## [THE REQUEST]
Make an exact copy of all the material below, apart from the pictures.
►
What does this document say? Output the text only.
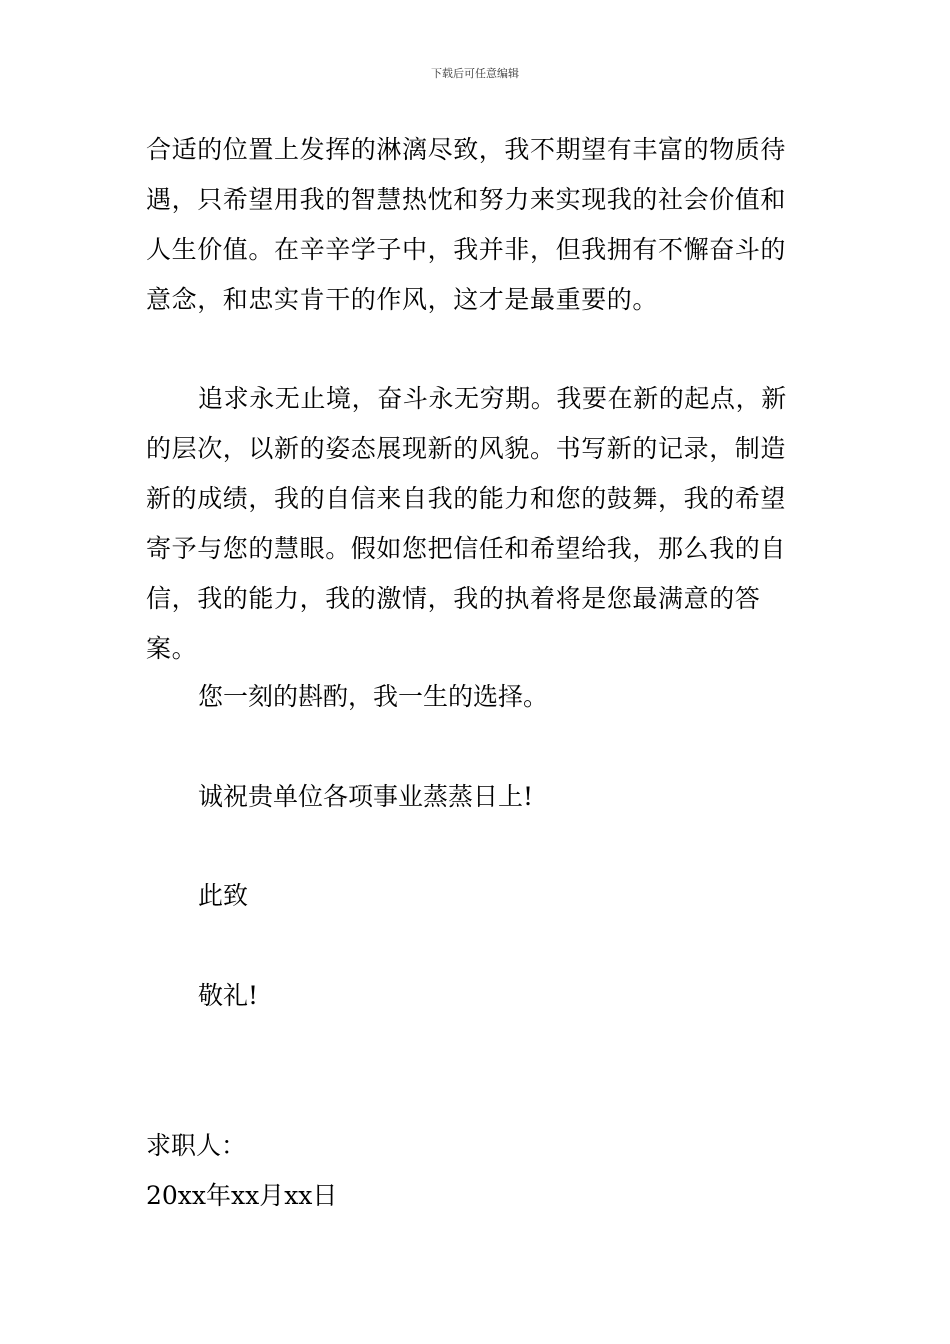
下载后可任意编辑

合适的位置上发挥的淋漓尽致，我不期望有丰富的物质待遇，只希望用我的智慧热忱和努力来实现我的社会价值和人生价值。在辛辛学子中，我并非，但我拥有不懈奋斗的意念，和忠实肯干的作风，这才是最重要的。

追求永无止境，奋斗永无穷期。我要在新的起点，新的层次，以新的姿态展现新的风貌。书写新的记录，制造新的成绩，我的自信来自我的能力和您的鼓舞，我的希望寄予与您的慧眼。假如您把信任和希望给我，那么我的自信，我的能力，我的激情，我的执着将是您最满意的答案。

您一刻的斟酌，我一生的选择。

诚祝贵单位各项事业蒸蒸日上!

此致

敬礼!

求职人：

20xx年xx月xx日
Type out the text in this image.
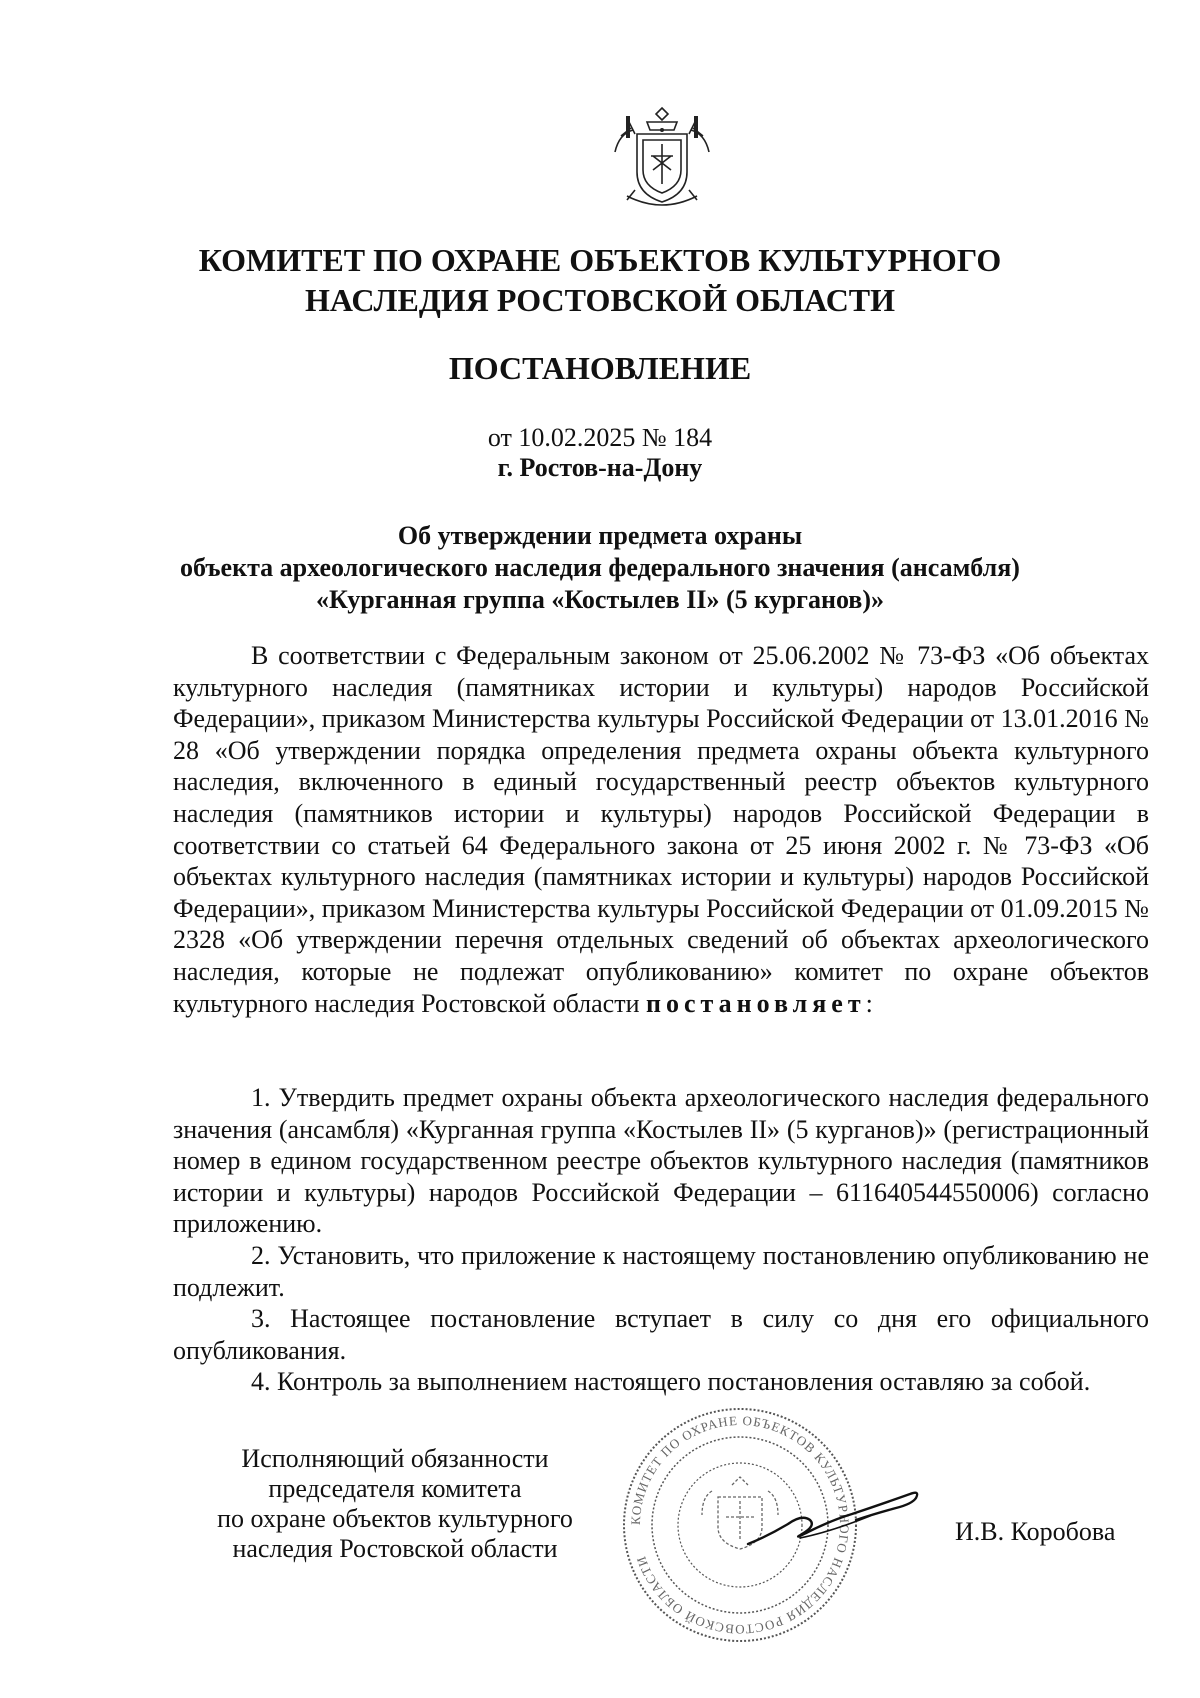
КОМИТЕТ ПО ОХРАНЕ ОБЪЕКТОВ КУЛЬТУРНОГО
НАСЛЕДИЯ РОСТОВСКОЙ ОБЛАСТИ
ПОСТАНОВЛЕНИЕ
от 10.02.2025 № 184
г. Ростов-на-Дону
Об утверждении предмета охраны
объекта археологического наследия федерального значения (ансамбля)
«Курганная группа «Костылев II» (5 курганов)»

В соответствии с Федеральным законом от 25.06.2002 № 73-ФЗ «Об объектах культурного наследия (памятниках истории и культуры) народов Российской Федерации», приказом Министерства культуры Российской Федерации от 13.01.2016 № 28 «Об утверждении порядка определения предмета охраны объекта культурного наследия, включенного в единый государственный реестр объектов культурного наследия (памятников истории и культуры) народов Российской Федерации в соответствии со статьей 64 Федерального закона от 25 июня 2002 г. № 73-ФЗ «Об объектах культурного наследия (памятниках истории и культуры) народов Российской Федерации», приказом Министерства культуры Российской Федерации от 01.09.2015 № 2328 «Об утверждении перечня отдельных сведений об объектах археологического наследия, которые не подлежат опубликованию» комитет по охране объектов культурного наследия Ростовской области постановляет:

1. Утвердить предмет охраны объекта археологического наследия федерального значения (ансамбля) «Курганная группа «Костылев II» (5 курганов)» (регистрационный номер в едином государственном реестре объектов культурного наследия (памятников истории и культуры) народов Российской Федерации – 611640544550006) согласно приложению.

2. Установить, что приложение к настоящему постановлению опубликованию не подлежит.

3. Настоящее постановление вступает в силу со дня его официального опубликования.

4. Контроль за выполнением настоящего постановления оставляю за собой.

Исполняющий обязанности
председателя комитета
по охране объектов культурного
наследия Ростовской области
КОМИТЕТ ПО ОХРАНЕ ОБЪЕКТОВ КУЛЬТУРНОГО НАСЛЕДИЯ РОСТОВСКОЙ ОБЛАСТИ
И.В. Коробова
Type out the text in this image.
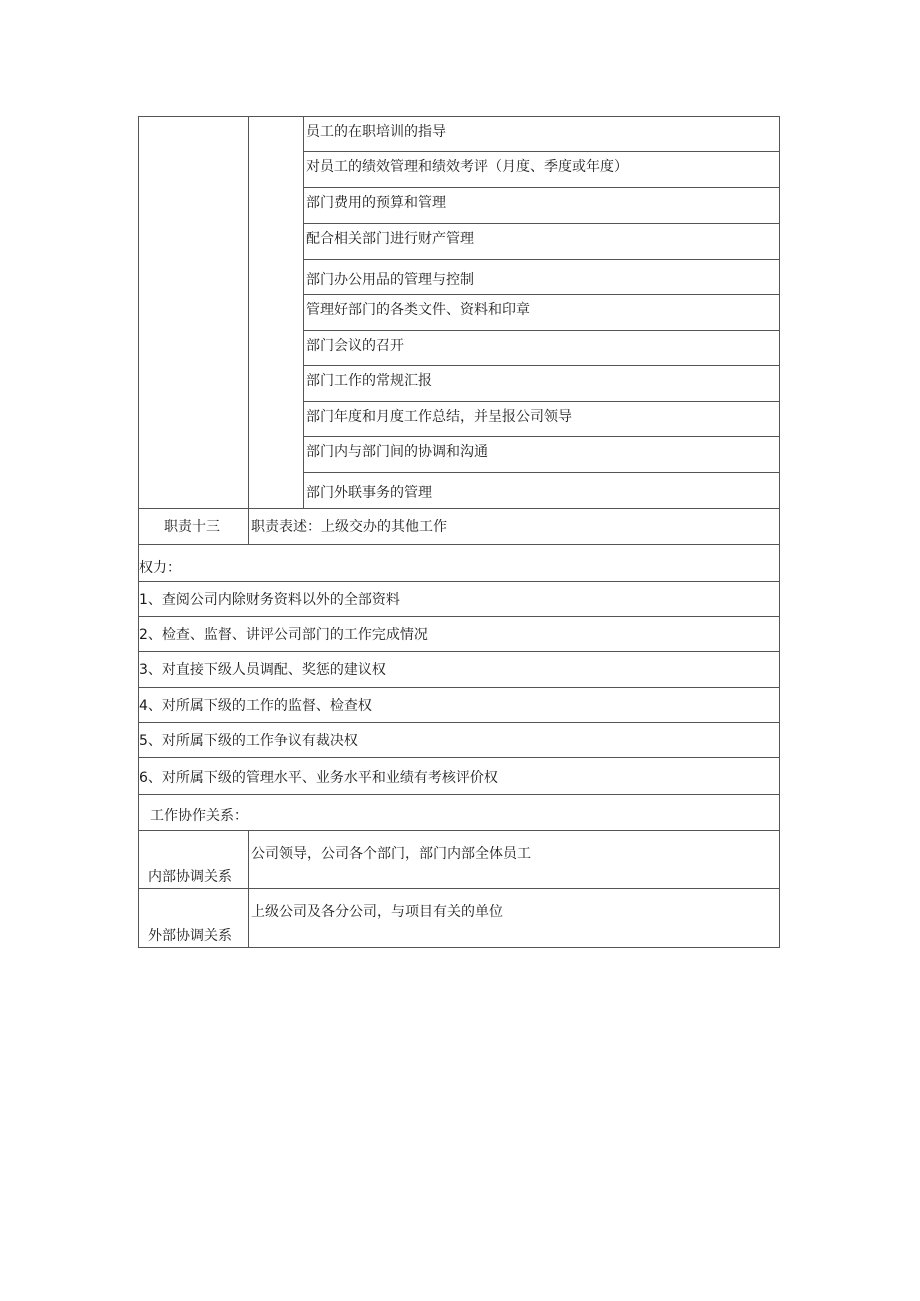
员工的在职培训的指导
对员工的绩效管理和绩效考评（月度、季度或年度）
部门费用的预算和管理
配合相关部门进行财产管理
部门办公用品的管理与控制
管理好部门的各类文件、资料和印章
部门会议的召开
部门工作的常规汇报
部门年度和月度工作总结，并呈报公司领导
部门内与部门间的协调和沟通
部门外联事务的管理
职责十三 职责表述：上级交办的其他工作
权力：
1、查阅公司内除财务资料以外的全部资料
2、检查、监督、讲评公司部门的工作完成情况
3、对直接下级人员调配、奖惩的建议权
4、对所属下级的工作的监督、检查权
5、对所属下级的工作争议有裁决权
6、对所属下级的管理水平、业务水平和业绩有考核评价权
工作协作关系：
内部协调关系
公司领导，公司各个部门，部门内部全体员工
外部协调关系
上级公司及各分公司，与项目有关的单位
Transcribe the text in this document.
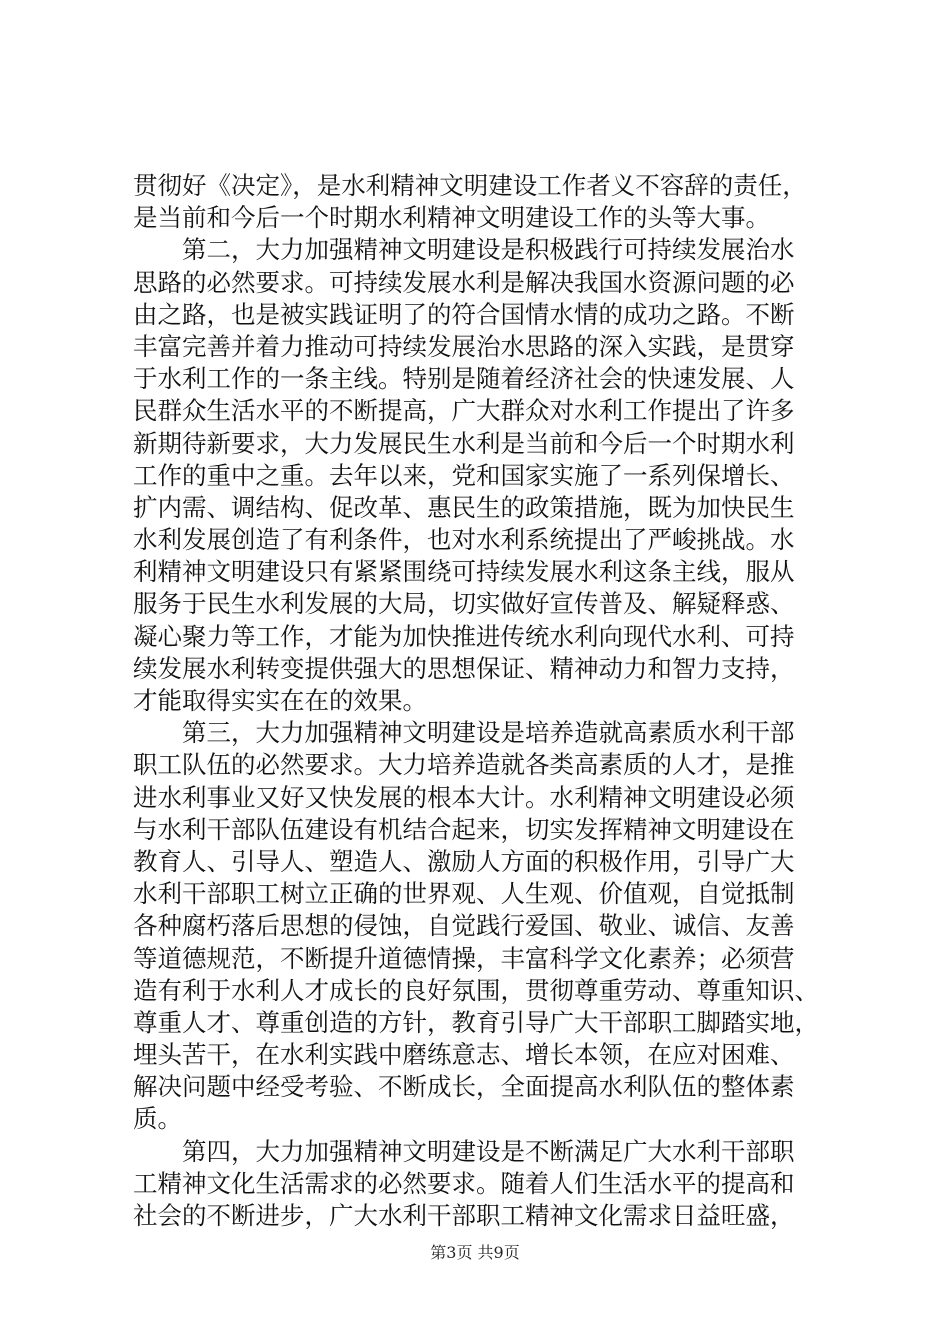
贯彻好《决定》，是水利精神文明建设工作者义不容辞的责任，
是当前和今后一个时期水利精神文明建设工作的头等大事。
　　第二，大力加强精神文明建设是积极践行可持续发展治水
思路的必然要求。可持续发展水利是解决我国水资源问题的必
由之路，也是被实践证明了的符合国情水情的成功之路。不断
丰富完善并着力推动可持续发展治水思路的深入实践，是贯穿
于水利工作的一条主线。特别是随着经济社会的快速发展、人
民群众生活水平的不断提高，广大群众对水利工作提出了许多
新期待新要求，大力发展民生水利是当前和今后一个时期水利
工作的重中之重。去年以来，党和国家实施了一系列保增长、
扩内需、调结构、促改革、惠民生的政策措施，既为加快民生
水利发展创造了有利条件，也对水利系统提出了严峻挑战。水
利精神文明建设只有紧紧围绕可持续发展水利这条主线，服从
服务于民生水利发展的大局，切实做好宣传普及、解疑释惑、
凝心聚力等工作，才能为加快推进传统水利向现代水利、可持
续发展水利转变提供强大的思想保证、精神动力和智力支持，
才能取得实实在在的效果。
　　第三，大力加强精神文明建设是培养造就高素质水利干部
职工队伍的必然要求。大力培养造就各类高素质的人才，是推
进水利事业又好又快发展的根本大计。水利精神文明建设必须
与水利干部队伍建设有机结合起来，切实发挥精神文明建设在
教育人、引导人、塑造人、激励人方面的积极作用，引导广大
水利干部职工树立正确的世界观、人生观、价值观，自觉抵制
各种腐朽落后思想的侵蚀，自觉践行爱国、敬业、诚信、友善
等道德规范，不断提升道德情操，丰富科学文化素养；必须营
造有利于水利人才成长的良好氛围，贯彻尊重劳动、尊重知识、
尊重人才、尊重创造的方针，教育引导广大干部职工脚踏实地，
埋头苦干，在水利实践中磨练意志、增长本领，在应对困难、
解决问题中经受考验、不断成长，全面提高水利队伍的整体素
质。
　　第四，大力加强精神文明建设是不断满足广大水利干部职
工精神文化生活需求的必然要求。随着人们生活水平的提高和
社会的不断进步，广大水利干部职工精神文化需求日益旺盛，
第3页 共9页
◄
## [EXERCISE OUTPUT]
What does this document say? Output the text only.
下载后可任意编辑

合适的位置上发挥的淋漓尽致，我不期望有丰富的物质待遇，只希望用我的智慧热忱和努力来实现我的社会价值和人生价值。在辛辛学子中，我并非，但我拥有不懈奋斗的意念，和忠实肯干的作风，这才是最重要的。

追求永无止境，奋斗永无穷期。我要在新的起点，新的层次，以新的姿态展现新的风貌。书写新的记录，制造新的成绩，我的自信来自我的能力和您的鼓舞，我的希望寄予与您的慧眼。假如您把信任和希望给我，那么我的自信，我的能力，我的激情，我的执着将是您最满意的答案。

您一刻的斟酌，我一生的选择。

诚祝贵单位各项事业蒸蒸日上!

此致

敬礼!

求职人：

20xx年xx月xx日
Type out the text in this image.
КОМИТЕТ ПО ОХРАНЕ ОБЪЕКТОВ КУЛЬТУРНОГО
НАСЛЕДИЯ РОСТОВСКОЙ ОБЛАСТИ
ПОСТАНОВЛЕНИЕ
от 10.02.2025 № 184
г. Ростов-на-Дону
Об утверждении предмета охраны
объекта археологического наследия федерального значения (ансамбля)
«Курганная группа «Костылев II» (5 курганов)»

В соответствии с Федеральным законом от 25.06.2002 № 73-ФЗ «Об объектах культурного наследия (памятниках истории и культуры) народов Российской Федерации», приказом Министерства культуры Российской Федерации от 13.01.2016 № 28 «Об утверждении порядка определения предмета охраны объекта культурного наследия, включенного в единый государственный реестр объектов культурного наследия (памятников истории и культуры) народов Российской Федерации в соответствии со статьей 64 Федерального закона от 25 июня 2002 г. № 73-ФЗ «Об объектах культурного наследия (памятниках истории и культуры) народов Российской Федерации», приказом Министерства культуры Российской Федерации от 01.09.2015 № 2328 «Об утверждении перечня отдельных сведений об объектах археологического наследия, которые не подлежат опубликованию» комитет по охране объектов культурного наследия Ростовской области постановляет:

1. Утвердить предмет охраны объекта археологического наследия федерального значения (ансамбля) «Курганная группа «Костылев II» (5 курганов)» (регистрационный номер в едином государственном реестре объектов культурного наследия (памятников истории и культуры) народов Российской Федерации – 611640544550006) согласно приложению.

2. Установить, что приложение к настоящему постановлению опубликованию не подлежит.

3. Настоящее постановление вступает в силу со дня его официального опубликования.

4. Контроль за выполнением настоящего постановления оставляю за собой.

Исполняющий обязанности
председателя комитета
по охране объектов культурного
наследия Ростовской области
КОМИТЕТ ПО ОХРАНЕ ОБЪЕКТОВ КУЛЬТУРНОГО НАСЛЕДИЯ РОСТОВСКОЙ ОБЛАСТИ
И.В. Коробова
Type out the text in this image.
员工的在职培训的指导
对员工的绩效管理和绩效考评（月度、季度或年度）
部门费用的预算和管理
配合相关部门进行财产管理
部门办公用品的管理与控制
管理好部门的各类文件、资料和印章
部门会议的召开
部门工作的常规汇报
部门年度和月度工作总结，并呈报公司领导
部门内与部门间的协调和沟通
部门外联事务的管理
职责十三 职责表述：上级交办的其他工作
权力：
1、查阅公司内除财务资料以外的全部资料
2、检查、监督、讲评公司部门的工作完成情况
3、对直接下级人员调配、奖惩的建议权
4、对所属下级的工作的监督、检查权
5、对所属下级的工作争议有裁决权
6、对所属下级的管理水平、业务水平和业绩有考核评价权
工作协作关系：
内部协调关系
公司领导，公司各个部门，部门内部全体员工
外部协调关系
上级公司及各分公司，与项目有关的单位
Transcribe the text in this document.
贯彻好《决定》，是水利精神文明建设工作者义不容辞的责任，
是当前和今后一个时期水利精神文明建设工作的头等大事。
　　第二，大力加强精神文明建设是积极践行可持续发展治水
思路的必然要求。可持续发展水利是解决我国水资源问题的必
由之路，也是被实践证明了的符合国情水情的成功之路。不断
丰富完善并着力推动可持续发展治水思路的深入实践，是贯穿
于水利工作的一条主线。特别是随着经济社会的快速发展、人
民群众生活水平的不断提高，广大群众对水利工作提出了许多
新期待新要求，大力发展民生水利是当前和今后一个时期水利
工作的重中之重。去年以来，党和国家实施了一系列保增长、
扩内需、调结构、促改革、惠民生的政策措施，既为加快民生
水利发展创造了有利条件，也对水利系统提出了严峻挑战。水
利精神文明建设只有紧紧围绕可持续发展水利这条主线，服从
服务于民生水利发展的大局，切实做好宣传普及、解疑释惑、
凝心聚力等工作，才能为加快推进传统水利向现代水利、可持
续发展水利转变提供强大的思想保证、精神动力和智力支持，
才能取得实实在在的效果。
　　第三，大力加强精神文明建设是培养造就高素质水利干部
职工队伍的必然要求。大力培养造就各类高素质的人才，是推
进水利事业又好又快发展的根本大计。水利精神文明建设必须
与水利干部队伍建设有机结合起来，切实发挥精神文明建设在
教育人、引导人、塑造人、激励人方面的积极作用，引导广大
水利干部职工树立正确的世界观、人生观、价值观，自觉抵制
各种腐朽落后思想的侵蚀，自觉践行爱国、敬业、诚信、友善
等道德规范，不断提升道德情操，丰富科学文化素养；必须营
造有利于水利人才成长的良好氛围，贯彻尊重劳动、尊重知识、
尊重人才、尊重创造的方针，教育引导广大干部职工脚踏实地，
埋头苦干，在水利实践中磨练意志、增长本领，在应对困难、
解决问题中经受考验、不断成长，全面提高水利队伍的整体素
质。
　　第四，大力加强精神文明建设是不断满足广大水利干部职
工精神文化生活需求的必然要求。随着人们生活水平的提高和
社会的不断进步，广大水利干部职工精神文化需求日益旺盛，
第3页 共9页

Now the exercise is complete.